YOUR OBJECTIVE >>
Copy the listing below line for line, changing nothing.

DATASET RECORDS >>
** Start **
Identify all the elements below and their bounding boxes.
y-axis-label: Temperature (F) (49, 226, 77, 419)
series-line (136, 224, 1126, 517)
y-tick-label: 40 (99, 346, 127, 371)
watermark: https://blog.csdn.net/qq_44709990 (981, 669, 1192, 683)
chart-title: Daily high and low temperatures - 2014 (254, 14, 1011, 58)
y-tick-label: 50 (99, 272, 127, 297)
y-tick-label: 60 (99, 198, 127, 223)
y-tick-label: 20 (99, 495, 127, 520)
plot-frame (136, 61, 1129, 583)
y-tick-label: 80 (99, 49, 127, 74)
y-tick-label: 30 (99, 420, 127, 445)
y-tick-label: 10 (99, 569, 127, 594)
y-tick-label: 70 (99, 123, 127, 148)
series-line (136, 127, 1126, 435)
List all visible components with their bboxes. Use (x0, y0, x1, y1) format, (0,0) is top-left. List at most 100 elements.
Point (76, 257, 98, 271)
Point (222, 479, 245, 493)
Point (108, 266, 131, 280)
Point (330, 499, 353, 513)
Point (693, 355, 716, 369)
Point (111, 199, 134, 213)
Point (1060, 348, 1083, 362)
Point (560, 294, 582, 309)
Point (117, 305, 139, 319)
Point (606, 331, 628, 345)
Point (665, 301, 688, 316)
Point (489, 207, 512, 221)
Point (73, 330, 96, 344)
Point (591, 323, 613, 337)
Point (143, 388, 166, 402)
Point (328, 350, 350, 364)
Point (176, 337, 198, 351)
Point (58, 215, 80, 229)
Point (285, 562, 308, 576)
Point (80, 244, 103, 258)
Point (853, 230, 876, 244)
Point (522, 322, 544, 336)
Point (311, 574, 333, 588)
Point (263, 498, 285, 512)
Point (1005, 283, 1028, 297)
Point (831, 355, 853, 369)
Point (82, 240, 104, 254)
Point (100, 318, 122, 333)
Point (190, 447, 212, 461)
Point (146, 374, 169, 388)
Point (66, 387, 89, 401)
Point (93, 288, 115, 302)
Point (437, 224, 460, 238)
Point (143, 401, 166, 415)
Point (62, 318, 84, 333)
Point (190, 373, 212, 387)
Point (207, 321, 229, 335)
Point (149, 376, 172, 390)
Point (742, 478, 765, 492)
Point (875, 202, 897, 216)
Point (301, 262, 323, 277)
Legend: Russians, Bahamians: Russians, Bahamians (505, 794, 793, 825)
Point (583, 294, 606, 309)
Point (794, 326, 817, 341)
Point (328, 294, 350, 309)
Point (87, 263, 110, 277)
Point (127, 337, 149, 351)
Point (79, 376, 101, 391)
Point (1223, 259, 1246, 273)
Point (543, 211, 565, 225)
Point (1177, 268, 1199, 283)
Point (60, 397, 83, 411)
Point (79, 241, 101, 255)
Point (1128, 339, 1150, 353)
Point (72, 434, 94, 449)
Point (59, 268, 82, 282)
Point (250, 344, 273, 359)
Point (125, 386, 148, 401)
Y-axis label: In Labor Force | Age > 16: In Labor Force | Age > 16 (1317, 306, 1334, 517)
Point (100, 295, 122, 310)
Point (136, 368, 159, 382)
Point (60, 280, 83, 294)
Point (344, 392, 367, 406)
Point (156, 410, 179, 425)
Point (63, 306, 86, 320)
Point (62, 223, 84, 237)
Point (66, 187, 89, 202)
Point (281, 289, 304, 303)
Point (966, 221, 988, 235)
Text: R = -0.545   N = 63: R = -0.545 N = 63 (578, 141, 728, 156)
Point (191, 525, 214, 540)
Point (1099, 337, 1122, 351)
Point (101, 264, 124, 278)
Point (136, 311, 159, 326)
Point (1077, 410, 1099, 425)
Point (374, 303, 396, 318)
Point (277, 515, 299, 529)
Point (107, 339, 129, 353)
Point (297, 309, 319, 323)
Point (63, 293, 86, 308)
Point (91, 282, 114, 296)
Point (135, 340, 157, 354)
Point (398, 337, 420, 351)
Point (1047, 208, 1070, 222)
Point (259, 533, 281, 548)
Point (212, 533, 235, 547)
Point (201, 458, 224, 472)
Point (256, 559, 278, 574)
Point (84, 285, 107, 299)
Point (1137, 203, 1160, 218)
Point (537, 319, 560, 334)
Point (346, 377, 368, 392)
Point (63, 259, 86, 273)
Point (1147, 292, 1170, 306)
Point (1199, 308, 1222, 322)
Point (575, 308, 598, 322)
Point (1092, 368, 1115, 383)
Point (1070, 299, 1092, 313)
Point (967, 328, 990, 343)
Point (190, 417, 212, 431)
** End **
ANSWER FOR THIS EXERCISE >>
Identify all the elements below and their bounding boxes.
y-axis-label: Temperature (F) (49, 226, 77, 419)
series-line (136, 224, 1126, 517)
y-tick-label: 40 (99, 346, 127, 371)
watermark: https://blog.csdn.net/qq_44709990 (981, 669, 1192, 683)
chart-title: Daily high and low temperatures - 2014 (254, 14, 1011, 58)
y-tick-label: 50 (99, 272, 127, 297)
y-tick-label: 60 (99, 198, 127, 223)
y-tick-label: 20 (99, 495, 127, 520)
plot-frame (136, 61, 1129, 583)
y-tick-label: 80 (99, 49, 127, 74)
y-tick-label: 30 (99, 420, 127, 445)
y-tick-label: 10 (99, 569, 127, 594)
y-tick-label: 70 (99, 123, 127, 148)
series-line (136, 127, 1126, 435)
List all visible components with their bboxes. Use (x0, y0, x1, y1) format, (0,0) is top-left. List at most 100 elements.
Point (76, 257, 98, 271)
Point (222, 479, 245, 493)
Point (108, 266, 131, 280)
Point (330, 499, 353, 513)
Point (693, 355, 716, 369)
Point (111, 199, 134, 213)
Point (1060, 348, 1083, 362)
Point (560, 294, 582, 309)
Point (117, 305, 139, 319)
Point (606, 331, 628, 345)
Point (665, 301, 688, 316)
Point (489, 207, 512, 221)
Point (73, 330, 96, 344)
Point (591, 323, 613, 337)
Point (143, 388, 166, 402)
Point (328, 350, 350, 364)
Point (176, 337, 198, 351)
Point (58, 215, 80, 229)
Point (285, 562, 308, 576)
Point (80, 244, 103, 258)
Point (853, 230, 876, 244)
Point (522, 322, 544, 336)
Point (311, 574, 333, 588)
Point (263, 498, 285, 512)
Point (1005, 283, 1028, 297)
Point (831, 355, 853, 369)
Point (82, 240, 104, 254)
Point (100, 318, 122, 333)
Point (190, 447, 212, 461)
Point (146, 374, 169, 388)
Point (66, 387, 89, 401)
Point (93, 288, 115, 302)
Point (437, 224, 460, 238)
Point (143, 401, 166, 415)
Point (62, 318, 84, 333)
Point (190, 373, 212, 387)
Point (207, 321, 229, 335)
Point (149, 376, 172, 390)
Point (742, 478, 765, 492)
Point (875, 202, 897, 216)
Point (301, 262, 323, 277)
Legend: Russians, Bahamians: Russians, Bahamians (505, 794, 793, 825)
Point (583, 294, 606, 309)
Point (794, 326, 817, 341)
Point (328, 294, 350, 309)
Point (87, 263, 110, 277)
Point (127, 337, 149, 351)
Point (79, 376, 101, 391)
Point (1223, 259, 1246, 273)
Point (543, 211, 565, 225)
Point (1177, 268, 1199, 283)
Point (60, 397, 83, 411)
Point (79, 241, 101, 255)
Point (1128, 339, 1150, 353)
Point (72, 434, 94, 449)
Point (59, 268, 82, 282)
Point (250, 344, 273, 359)
Point (125, 386, 148, 401)
Y-axis label: In Labor Force | Age > 16: In Labor Force | Age > 16 (1317, 306, 1334, 517)
Point (100, 295, 122, 310)
Point (136, 368, 159, 382)
Point (60, 280, 83, 294)
Point (344, 392, 367, 406)
Point (156, 410, 179, 425)
Point (63, 306, 86, 320)
Point (62, 223, 84, 237)
Point (66, 187, 89, 202)
Point (281, 289, 304, 303)
Point (966, 221, 988, 235)
Text: R = -0.545   N = 63: R = -0.545 N = 63 (578, 141, 728, 156)
Point (191, 525, 214, 540)
Point (1099, 337, 1122, 351)
Point (101, 264, 124, 278)
Point (136, 311, 159, 326)
Point (1077, 410, 1099, 425)
Point (374, 303, 396, 318)
Point (277, 515, 299, 529)
Point (107, 339, 129, 353)
Point (297, 309, 319, 323)
Point (63, 293, 86, 308)
Point (91, 282, 114, 296)
Point (135, 340, 157, 354)
Point (398, 337, 420, 351)
Point (1047, 208, 1070, 222)
Point (259, 533, 281, 548)
Point (212, 533, 235, 547)
Point (201, 458, 224, 472)
Point (256, 559, 278, 574)
Point (84, 285, 107, 299)
Point (1137, 203, 1160, 218)
Point (537, 319, 560, 334)
Point (346, 377, 368, 392)
Point (63, 259, 86, 273)
Point (1147, 292, 1170, 306)
Point (1199, 308, 1222, 322)
Point (575, 308, 598, 322)
Point (1092, 368, 1115, 383)
Point (1070, 299, 1092, 313)
Point (967, 328, 990, 343)
Point (190, 417, 212, 431)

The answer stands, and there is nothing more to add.